# STATED EXERCISE
Reproduce the material below word for word, from its first line through the line containing "intro-paragraph-1: El menú", with both of those lines included.
*****
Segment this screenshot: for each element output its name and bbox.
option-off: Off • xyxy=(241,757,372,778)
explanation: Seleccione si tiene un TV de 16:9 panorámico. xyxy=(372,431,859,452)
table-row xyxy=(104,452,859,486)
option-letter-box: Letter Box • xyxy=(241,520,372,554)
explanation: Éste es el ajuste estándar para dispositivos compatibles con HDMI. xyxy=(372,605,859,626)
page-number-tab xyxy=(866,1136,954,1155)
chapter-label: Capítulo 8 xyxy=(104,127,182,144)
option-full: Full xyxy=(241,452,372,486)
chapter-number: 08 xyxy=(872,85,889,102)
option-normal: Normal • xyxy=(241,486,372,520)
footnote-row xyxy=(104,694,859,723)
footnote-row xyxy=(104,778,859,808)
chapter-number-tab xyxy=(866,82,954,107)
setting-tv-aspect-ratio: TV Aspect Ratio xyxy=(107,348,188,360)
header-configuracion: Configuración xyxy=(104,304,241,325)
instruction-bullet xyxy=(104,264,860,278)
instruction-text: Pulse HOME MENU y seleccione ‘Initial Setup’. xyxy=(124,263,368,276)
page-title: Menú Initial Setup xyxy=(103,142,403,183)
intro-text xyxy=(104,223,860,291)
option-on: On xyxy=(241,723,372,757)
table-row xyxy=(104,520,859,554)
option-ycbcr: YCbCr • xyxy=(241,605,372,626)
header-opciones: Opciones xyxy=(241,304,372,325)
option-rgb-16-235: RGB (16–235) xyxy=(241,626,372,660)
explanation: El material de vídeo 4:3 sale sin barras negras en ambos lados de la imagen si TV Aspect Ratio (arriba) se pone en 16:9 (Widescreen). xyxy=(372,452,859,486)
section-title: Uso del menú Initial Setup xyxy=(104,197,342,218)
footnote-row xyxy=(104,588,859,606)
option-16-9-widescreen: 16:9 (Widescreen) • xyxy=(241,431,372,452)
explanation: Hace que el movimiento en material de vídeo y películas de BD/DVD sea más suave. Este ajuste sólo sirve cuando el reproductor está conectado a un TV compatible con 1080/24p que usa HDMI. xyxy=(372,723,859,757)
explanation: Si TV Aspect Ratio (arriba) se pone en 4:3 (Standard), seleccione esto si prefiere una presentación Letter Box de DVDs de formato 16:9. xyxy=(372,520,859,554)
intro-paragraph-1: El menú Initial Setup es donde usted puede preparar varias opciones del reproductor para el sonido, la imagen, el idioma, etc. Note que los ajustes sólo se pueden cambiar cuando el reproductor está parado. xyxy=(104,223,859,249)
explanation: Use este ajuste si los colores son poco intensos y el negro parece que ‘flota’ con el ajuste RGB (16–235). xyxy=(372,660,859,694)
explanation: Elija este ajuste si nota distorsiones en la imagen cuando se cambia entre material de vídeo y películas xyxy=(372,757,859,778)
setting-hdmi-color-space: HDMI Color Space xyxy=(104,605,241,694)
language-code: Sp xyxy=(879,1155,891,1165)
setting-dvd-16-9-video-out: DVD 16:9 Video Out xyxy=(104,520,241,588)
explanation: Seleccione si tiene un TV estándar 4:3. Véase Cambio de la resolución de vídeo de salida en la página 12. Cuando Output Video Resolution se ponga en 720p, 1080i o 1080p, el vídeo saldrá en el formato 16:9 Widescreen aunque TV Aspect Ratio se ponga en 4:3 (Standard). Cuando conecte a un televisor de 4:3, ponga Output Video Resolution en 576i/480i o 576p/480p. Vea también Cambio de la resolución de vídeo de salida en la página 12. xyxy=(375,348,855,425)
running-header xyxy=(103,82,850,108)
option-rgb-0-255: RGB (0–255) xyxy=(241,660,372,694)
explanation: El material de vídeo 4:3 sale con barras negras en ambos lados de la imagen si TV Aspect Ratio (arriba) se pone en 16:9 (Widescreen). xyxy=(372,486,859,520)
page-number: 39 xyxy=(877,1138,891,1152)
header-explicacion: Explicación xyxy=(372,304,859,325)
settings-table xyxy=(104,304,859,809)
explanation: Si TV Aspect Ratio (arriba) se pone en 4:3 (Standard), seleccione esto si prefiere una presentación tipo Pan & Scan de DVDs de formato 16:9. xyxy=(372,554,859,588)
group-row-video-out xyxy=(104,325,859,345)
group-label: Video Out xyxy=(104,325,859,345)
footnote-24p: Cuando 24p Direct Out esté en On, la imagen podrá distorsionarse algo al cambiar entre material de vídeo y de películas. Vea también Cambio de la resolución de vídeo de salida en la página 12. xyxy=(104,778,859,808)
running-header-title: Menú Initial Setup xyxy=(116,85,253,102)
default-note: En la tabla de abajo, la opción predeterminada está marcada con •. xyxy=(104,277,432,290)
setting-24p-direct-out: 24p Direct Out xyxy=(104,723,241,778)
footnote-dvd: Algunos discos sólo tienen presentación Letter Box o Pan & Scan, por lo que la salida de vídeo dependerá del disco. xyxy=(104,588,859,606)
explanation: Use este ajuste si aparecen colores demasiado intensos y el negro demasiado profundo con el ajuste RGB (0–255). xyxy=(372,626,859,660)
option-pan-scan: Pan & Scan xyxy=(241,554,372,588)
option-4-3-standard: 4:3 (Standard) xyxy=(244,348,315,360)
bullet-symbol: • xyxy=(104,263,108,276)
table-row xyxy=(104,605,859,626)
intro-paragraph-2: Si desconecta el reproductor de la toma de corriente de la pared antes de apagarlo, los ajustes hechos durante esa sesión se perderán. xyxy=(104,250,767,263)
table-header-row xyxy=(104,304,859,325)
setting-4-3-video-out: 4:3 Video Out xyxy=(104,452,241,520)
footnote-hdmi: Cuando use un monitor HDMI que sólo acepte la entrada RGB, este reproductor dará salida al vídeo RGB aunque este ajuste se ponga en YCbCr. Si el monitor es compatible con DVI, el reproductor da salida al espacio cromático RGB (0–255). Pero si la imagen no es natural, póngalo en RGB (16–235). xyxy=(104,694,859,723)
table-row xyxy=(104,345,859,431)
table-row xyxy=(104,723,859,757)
*****
# SOLUTION TO THE PROBLEM
Segment this screenshot: for each element output its name and bbox.
option-off: Off • xyxy=(241,757,372,778)
explanation: Seleccione si tiene un TV de 16:9 panorámico. xyxy=(372,431,859,452)
table-row xyxy=(104,452,859,486)
option-letter-box: Letter Box • xyxy=(241,520,372,554)
explanation: Éste es el ajuste estándar para dispositivos compatibles con HDMI. xyxy=(372,605,859,626)
page-number-tab xyxy=(866,1136,954,1155)
chapter-label: Capítulo 8 xyxy=(104,127,182,144)
option-full: Full xyxy=(241,452,372,486)
chapter-number: 08 xyxy=(872,85,889,102)
option-normal: Normal • xyxy=(241,486,372,520)
footnote-row xyxy=(104,694,859,723)
footnote-row xyxy=(104,778,859,808)
chapter-number-tab xyxy=(866,82,954,107)
setting-tv-aspect-ratio: TV Aspect Ratio xyxy=(107,348,188,360)
header-configuracion: Configuración xyxy=(104,304,241,325)
instruction-bullet xyxy=(104,264,860,278)
instruction-text: Pulse HOME MENU y seleccione ‘Initial Setup’. xyxy=(124,263,368,276)
page-title: Menú Initial Setup xyxy=(103,142,403,183)
intro-text xyxy=(104,223,860,291)
option-on: On xyxy=(241,723,372,757)
table-row xyxy=(104,520,859,554)
option-ycbcr: YCbCr • xyxy=(241,605,372,626)
header-opciones: Opciones xyxy=(241,304,372,325)
option-rgb-16-235: RGB (16–235) xyxy=(241,626,372,660)
explanation: El material de vídeo 4:3 sale sin barras negras en ambos lados de la imagen si TV Aspect Ratio (arriba) se pone en 16:9 (Widescreen). xyxy=(372,452,859,486)
section-title: Uso del menú Initial Setup xyxy=(104,197,342,218)
footnote-row xyxy=(104,588,859,606)
option-16-9-widescreen: 16:9 (Widescreen) • xyxy=(241,431,372,452)
explanation: Hace que el movimiento en material de vídeo y películas de BD/DVD sea más suave. Este ajuste sólo sirve cuando el reproductor está conectado a un TV compatible con 1080/24p que usa HDMI. xyxy=(372,723,859,757)
explanation: Si TV Aspect Ratio (arriba) se pone en 4:3 (Standard), seleccione esto si prefiere una presentación Letter Box de DVDs de formato 16:9. xyxy=(372,520,859,554)
intro-paragraph-1: El menú Initial Setup es donde usted puede preparar varias opciones del reproductor para el sonido, la imagen, el idioma, etc. Note que los ajustes sólo se pueden cambiar cuando el reproductor está parado. xyxy=(104,223,859,249)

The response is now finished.